• WORK TO COMPLETE:
Please pull every line from the records below that contains the word "have", and copy each of those lines in full.

┄┄┄┄┄┄

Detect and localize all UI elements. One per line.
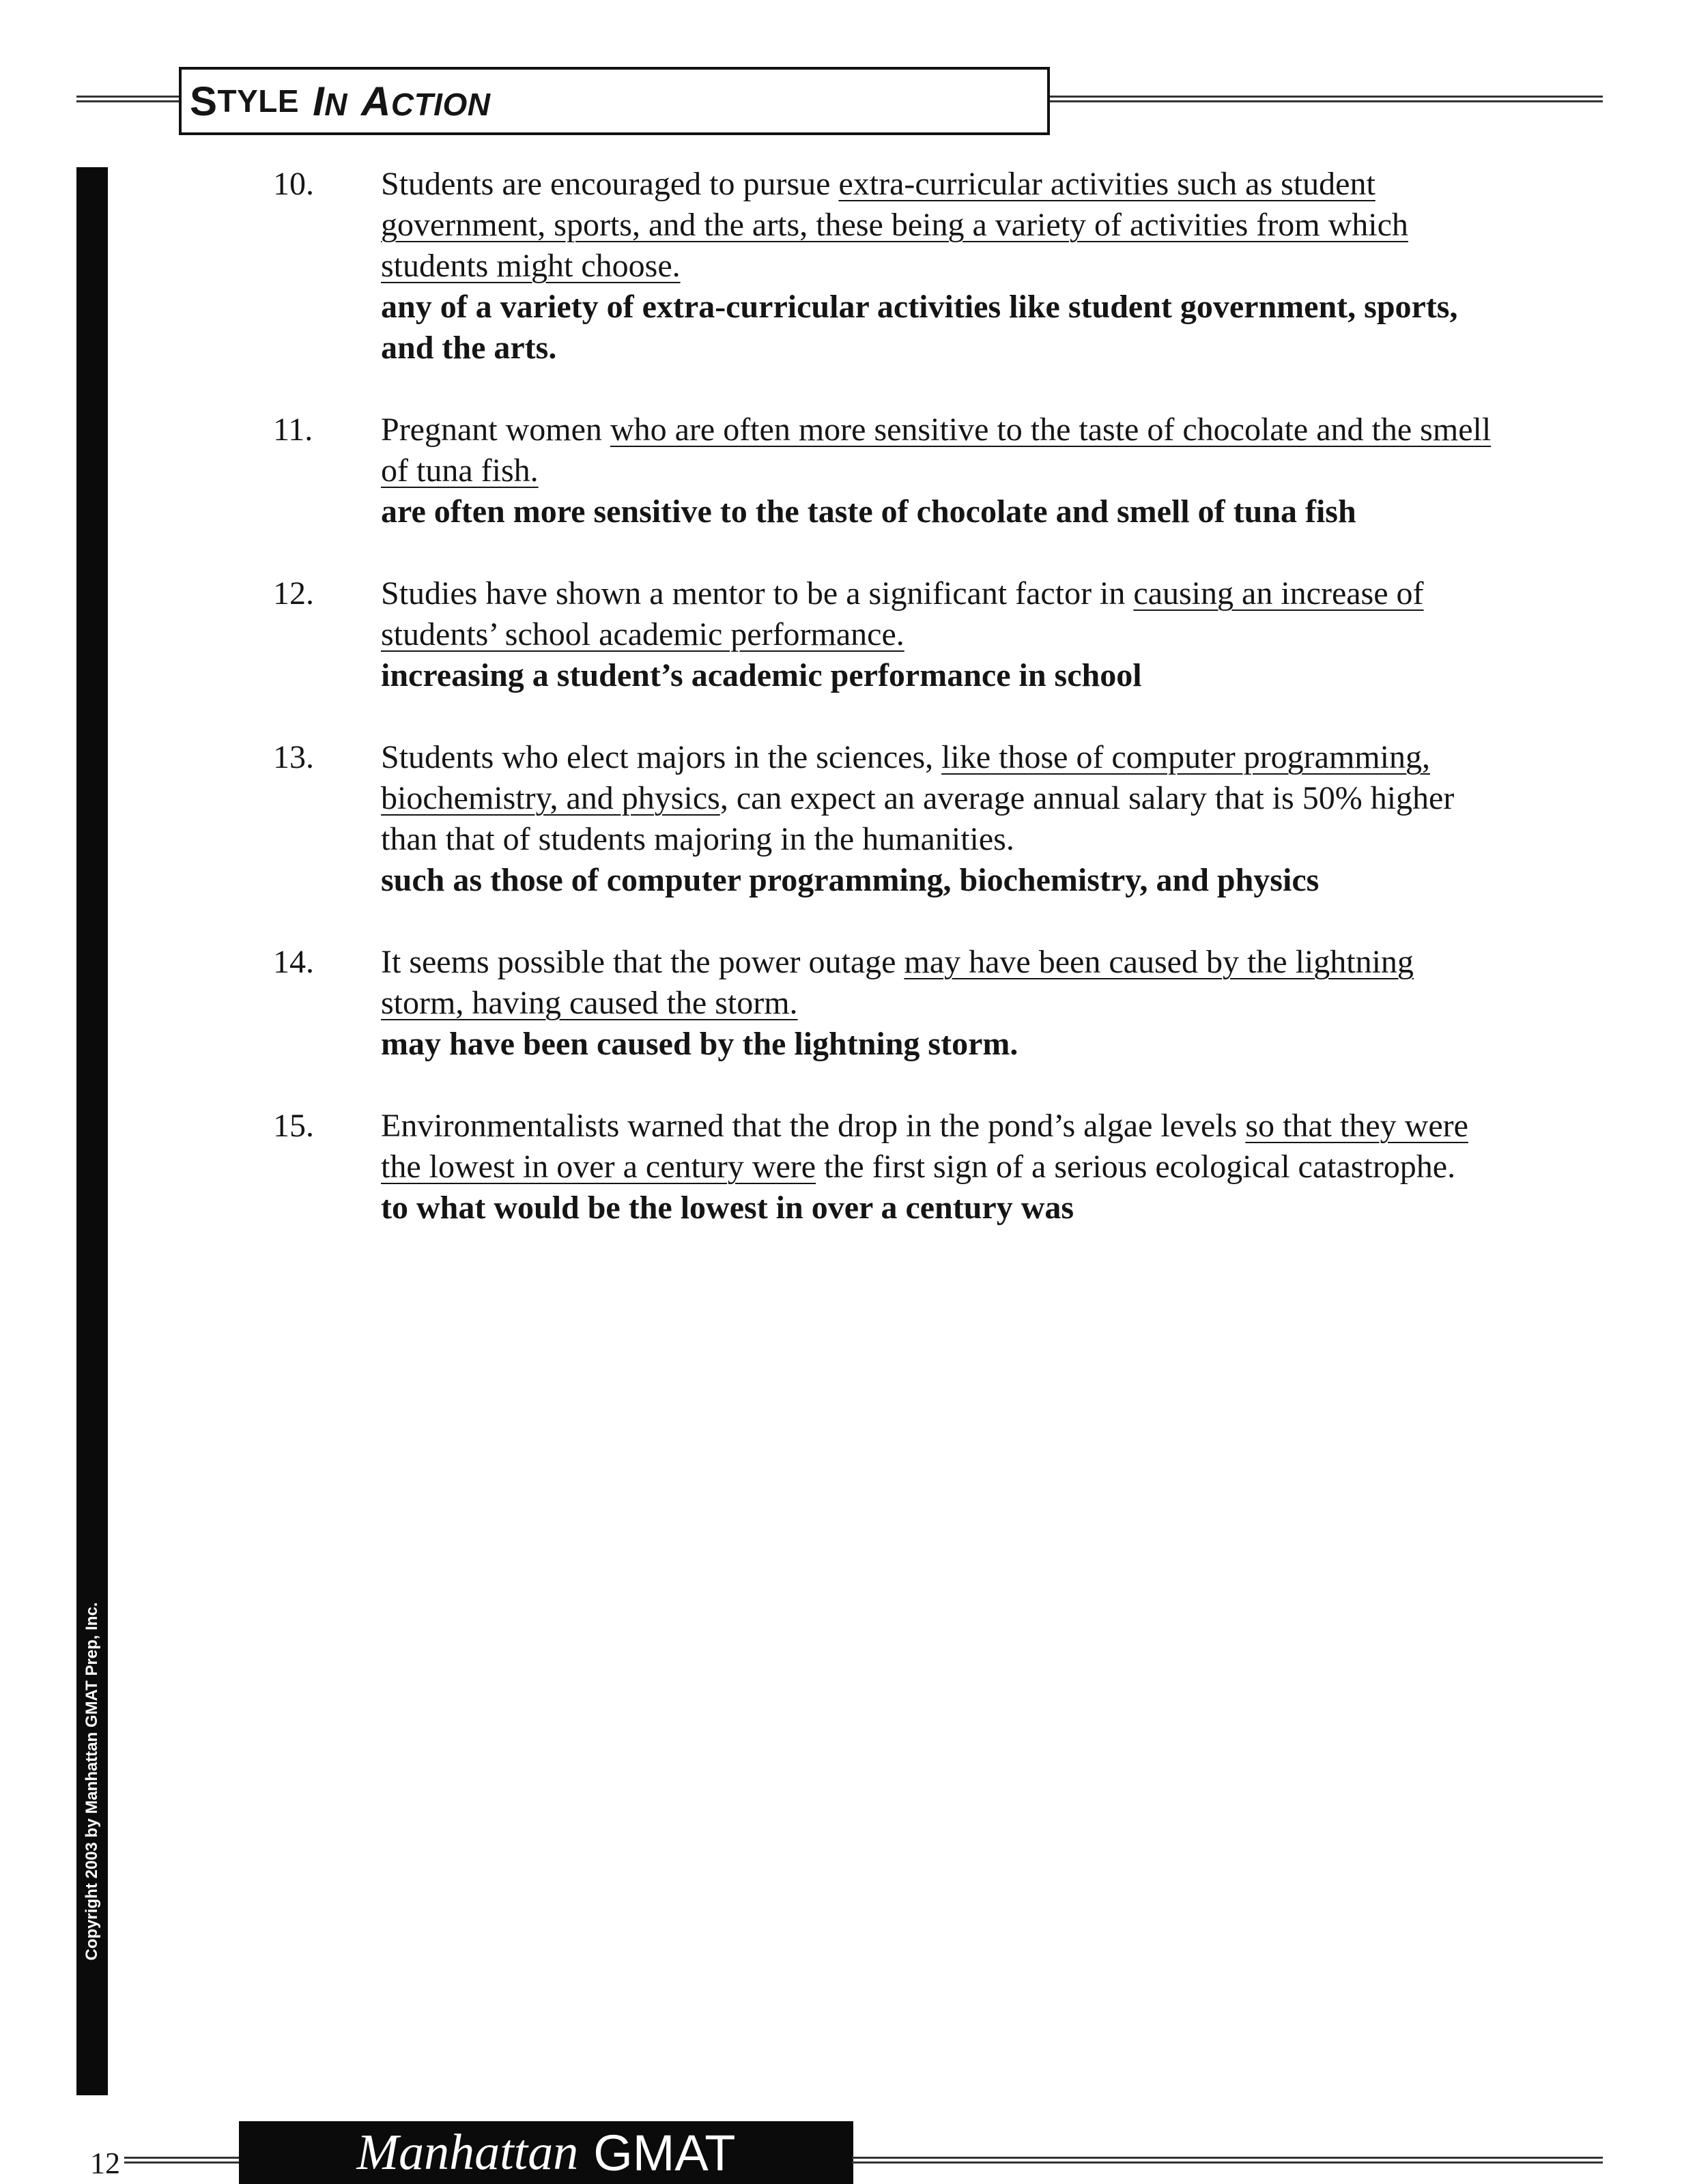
answer-text: such as those of computer programming, biochemistry, and physics: [381, 862, 1320, 898]
question-text: [381, 164, 1500, 287]
question-plain: Students who elect majors in the sciences,: [381, 739, 942, 775]
title-rest-tyle: TYLE: [217, 83, 300, 119]
logo-manhattan: Manhattan: [356, 2124, 579, 2181]
question-text: [381, 410, 1500, 491]
question-text: [381, 1106, 1500, 1188]
header-rule-right: [1049, 96, 1603, 102]
question-plain: Studies have shown a mentor to be a significant factor in: [381, 575, 1134, 612]
title-initial-a: A: [361, 78, 391, 124]
title-action: [361, 78, 490, 125]
header-rule-left: [76, 96, 180, 102]
title-in: [313, 78, 347, 125]
underlined-phrase: extra-curricular activities such as student government, sports, and the arts, these being a variety of activities from which students might choose.: [381, 166, 1408, 284]
answer-text: are often more sensitive to the taste of chocolate and smell of tuna fish: [381, 493, 1356, 530]
item-body: [381, 410, 1500, 532]
section-title-box: [179, 67, 1050, 135]
underlined-phrase: who are often more sensitive to the taste of chocolate and the smell of tuna fish.: [381, 412, 1492, 489]
item-body: [381, 573, 1500, 696]
title-rest-n: N: [324, 86, 347, 122]
item-number: 11.: [273, 412, 313, 448]
question-plain: It seems possible that the power outage: [381, 944, 904, 980]
question-text: [381, 573, 1500, 655]
item-number: 10.: [273, 166, 314, 202]
underlined-phrase: may have been caused by the lightning storm, having caused the storm.: [381, 944, 1414, 1021]
page-number: 12: [90, 2146, 120, 2180]
footer-logo: [239, 2121, 853, 2184]
item-body: [381, 1106, 1500, 1228]
item-body: [381, 164, 1500, 369]
answer-text: increasing a student’s academic performance in school: [381, 657, 1142, 693]
footer-rule-left: [124, 2157, 240, 2164]
underlined-phrase: so that they were the lowest in over a century were: [381, 1108, 1468, 1185]
question-plain: Students are encouraged to pursue: [381, 166, 839, 202]
question-text: [381, 942, 1500, 1024]
answer-text: any of a variety of extra-curricular activities like student government, sports, and the arts.: [381, 289, 1458, 366]
title-rest-ction: CTION: [390, 86, 491, 122]
answer-text: to what would be the lowest in over a century was: [381, 1190, 1074, 1226]
logo-gmat: GMAT: [593, 2124, 736, 2181]
question-plain: Environmentalists warned that the drop in the pond’s algae levels: [381, 1108, 1246, 1144]
item-number: 12.: [273, 575, 314, 612]
item-body: [381, 737, 1500, 901]
question-text: [381, 737, 1500, 860]
underlined-phrase: causing an increase of students’ school academic performance.: [381, 575, 1424, 652]
title-initial-s: S: [190, 78, 218, 124]
item-body: [381, 942, 1500, 1065]
question-plain: , can expect an average annual salary that is 50% higher than that of students majoring in the humanities.: [381, 780, 1455, 857]
question-plain: Pregnant women: [381, 412, 610, 448]
footer-rule-right: [852, 2157, 1603, 2164]
item-number: 13.: [273, 739, 314, 775]
underlined-phrase: like those of computer programming, biochemistry, and physics: [381, 739, 1430, 816]
title-initial-i: I: [313, 78, 325, 124]
item-number: 14.: [273, 944, 314, 980]
item-number: 15.: [273, 1108, 314, 1144]
answer-text: may have been caused by the lightning storm.: [381, 1026, 1018, 1062]
question-plain: the first sign of a serious ecological catastrophe.: [816, 1149, 1456, 1185]
copyright-text: Copyright 2003 by Manhattan GMAT Prep, Inc.: [83, 1602, 101, 1961]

┄┄┄┄┄┄

• SOLUTION FOR THIS PROBLEM:
question-plain: Studies have shown a mentor to be a significant factor in: [381, 575, 1134, 612]
underlined-phrase: may have been caused by the lightning storm, having caused the storm.: [381, 944, 1414, 1021]
answer-text: may have been caused by the lightning storm.: [381, 1026, 1018, 1062]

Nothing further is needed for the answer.